» Task objective
Copy every line of the records below where the word "ἑκατέρου" occurs.

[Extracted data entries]
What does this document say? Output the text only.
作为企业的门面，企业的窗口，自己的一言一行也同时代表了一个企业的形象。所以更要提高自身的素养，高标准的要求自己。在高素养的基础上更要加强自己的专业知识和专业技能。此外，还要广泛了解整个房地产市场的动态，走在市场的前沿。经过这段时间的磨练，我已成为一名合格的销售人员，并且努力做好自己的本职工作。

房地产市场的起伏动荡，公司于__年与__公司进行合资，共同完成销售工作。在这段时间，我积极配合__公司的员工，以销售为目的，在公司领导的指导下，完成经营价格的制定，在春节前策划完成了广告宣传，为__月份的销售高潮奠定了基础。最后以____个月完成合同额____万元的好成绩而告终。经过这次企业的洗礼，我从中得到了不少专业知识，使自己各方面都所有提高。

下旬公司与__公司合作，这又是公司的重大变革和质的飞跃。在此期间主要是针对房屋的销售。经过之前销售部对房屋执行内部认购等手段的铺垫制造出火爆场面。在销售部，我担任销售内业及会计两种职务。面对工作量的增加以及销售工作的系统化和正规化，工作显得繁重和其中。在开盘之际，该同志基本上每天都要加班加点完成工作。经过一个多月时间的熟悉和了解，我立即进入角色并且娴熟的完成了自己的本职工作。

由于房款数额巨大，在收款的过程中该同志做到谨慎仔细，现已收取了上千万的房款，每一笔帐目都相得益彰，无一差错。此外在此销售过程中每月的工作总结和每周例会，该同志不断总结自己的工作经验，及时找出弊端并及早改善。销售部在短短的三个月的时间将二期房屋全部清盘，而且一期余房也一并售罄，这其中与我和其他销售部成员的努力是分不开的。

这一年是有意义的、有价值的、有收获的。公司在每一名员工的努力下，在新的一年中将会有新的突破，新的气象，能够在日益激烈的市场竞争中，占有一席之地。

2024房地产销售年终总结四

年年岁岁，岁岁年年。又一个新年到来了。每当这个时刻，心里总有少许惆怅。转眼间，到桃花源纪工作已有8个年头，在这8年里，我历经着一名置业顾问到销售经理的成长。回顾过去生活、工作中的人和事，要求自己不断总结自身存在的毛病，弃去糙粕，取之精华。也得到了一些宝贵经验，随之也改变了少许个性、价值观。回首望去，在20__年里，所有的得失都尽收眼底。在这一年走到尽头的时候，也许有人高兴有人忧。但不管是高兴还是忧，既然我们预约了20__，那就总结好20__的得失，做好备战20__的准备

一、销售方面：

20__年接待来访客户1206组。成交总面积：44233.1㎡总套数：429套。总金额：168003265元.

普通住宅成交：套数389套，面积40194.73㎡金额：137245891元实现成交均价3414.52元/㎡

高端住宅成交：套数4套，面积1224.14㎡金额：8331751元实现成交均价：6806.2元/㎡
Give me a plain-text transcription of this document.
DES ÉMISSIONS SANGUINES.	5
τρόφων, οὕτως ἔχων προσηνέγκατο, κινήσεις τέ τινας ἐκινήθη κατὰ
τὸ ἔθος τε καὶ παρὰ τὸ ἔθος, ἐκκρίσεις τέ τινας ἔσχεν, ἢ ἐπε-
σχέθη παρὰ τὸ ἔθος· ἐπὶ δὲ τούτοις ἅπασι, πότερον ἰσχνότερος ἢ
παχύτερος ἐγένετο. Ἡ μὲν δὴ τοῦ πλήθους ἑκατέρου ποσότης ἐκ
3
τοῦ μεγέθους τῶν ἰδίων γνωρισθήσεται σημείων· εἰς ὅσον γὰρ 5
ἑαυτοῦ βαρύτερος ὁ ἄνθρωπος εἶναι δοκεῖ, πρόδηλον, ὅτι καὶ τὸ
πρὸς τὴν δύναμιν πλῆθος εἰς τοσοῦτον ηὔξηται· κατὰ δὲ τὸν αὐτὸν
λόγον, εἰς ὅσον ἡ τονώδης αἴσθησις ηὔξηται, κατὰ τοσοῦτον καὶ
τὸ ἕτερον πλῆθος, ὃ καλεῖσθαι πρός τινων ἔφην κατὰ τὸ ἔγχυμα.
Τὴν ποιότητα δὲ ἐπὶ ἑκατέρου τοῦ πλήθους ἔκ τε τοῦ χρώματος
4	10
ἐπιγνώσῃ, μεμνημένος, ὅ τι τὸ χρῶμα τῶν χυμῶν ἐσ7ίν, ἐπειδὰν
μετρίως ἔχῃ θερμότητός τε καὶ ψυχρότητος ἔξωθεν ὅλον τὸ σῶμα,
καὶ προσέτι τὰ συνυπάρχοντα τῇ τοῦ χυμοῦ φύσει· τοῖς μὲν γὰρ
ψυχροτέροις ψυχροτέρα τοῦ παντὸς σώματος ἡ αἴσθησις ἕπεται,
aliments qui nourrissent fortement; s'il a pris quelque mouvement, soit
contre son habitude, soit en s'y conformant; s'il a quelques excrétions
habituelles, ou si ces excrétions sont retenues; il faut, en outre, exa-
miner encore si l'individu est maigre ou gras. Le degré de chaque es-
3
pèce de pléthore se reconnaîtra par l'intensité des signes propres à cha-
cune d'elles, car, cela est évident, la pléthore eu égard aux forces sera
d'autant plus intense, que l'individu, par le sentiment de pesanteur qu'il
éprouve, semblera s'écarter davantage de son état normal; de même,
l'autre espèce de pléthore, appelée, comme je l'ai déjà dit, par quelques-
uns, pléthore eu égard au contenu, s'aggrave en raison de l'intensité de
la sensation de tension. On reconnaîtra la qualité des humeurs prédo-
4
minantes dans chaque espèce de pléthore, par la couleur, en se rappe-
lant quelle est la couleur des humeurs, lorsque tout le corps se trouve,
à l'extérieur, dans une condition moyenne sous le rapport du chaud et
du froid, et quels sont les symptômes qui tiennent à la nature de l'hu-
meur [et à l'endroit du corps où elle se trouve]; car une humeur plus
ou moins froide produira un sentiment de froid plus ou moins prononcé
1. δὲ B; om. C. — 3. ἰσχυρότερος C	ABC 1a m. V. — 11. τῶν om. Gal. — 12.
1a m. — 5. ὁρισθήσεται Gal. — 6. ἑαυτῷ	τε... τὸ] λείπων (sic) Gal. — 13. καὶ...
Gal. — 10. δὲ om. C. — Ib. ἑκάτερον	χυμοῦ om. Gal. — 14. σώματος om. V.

» Answer
παχύτερος ἐγένετο. Ἡ μὲν δὴ τοῦ πλήθους ἑκατέρου ποσότης ἐκ
Τὴν ποιότητα δὲ ἐπὶ ἑκατέρου τοῦ πλήθους ἔκ τε τοῦ χρώματος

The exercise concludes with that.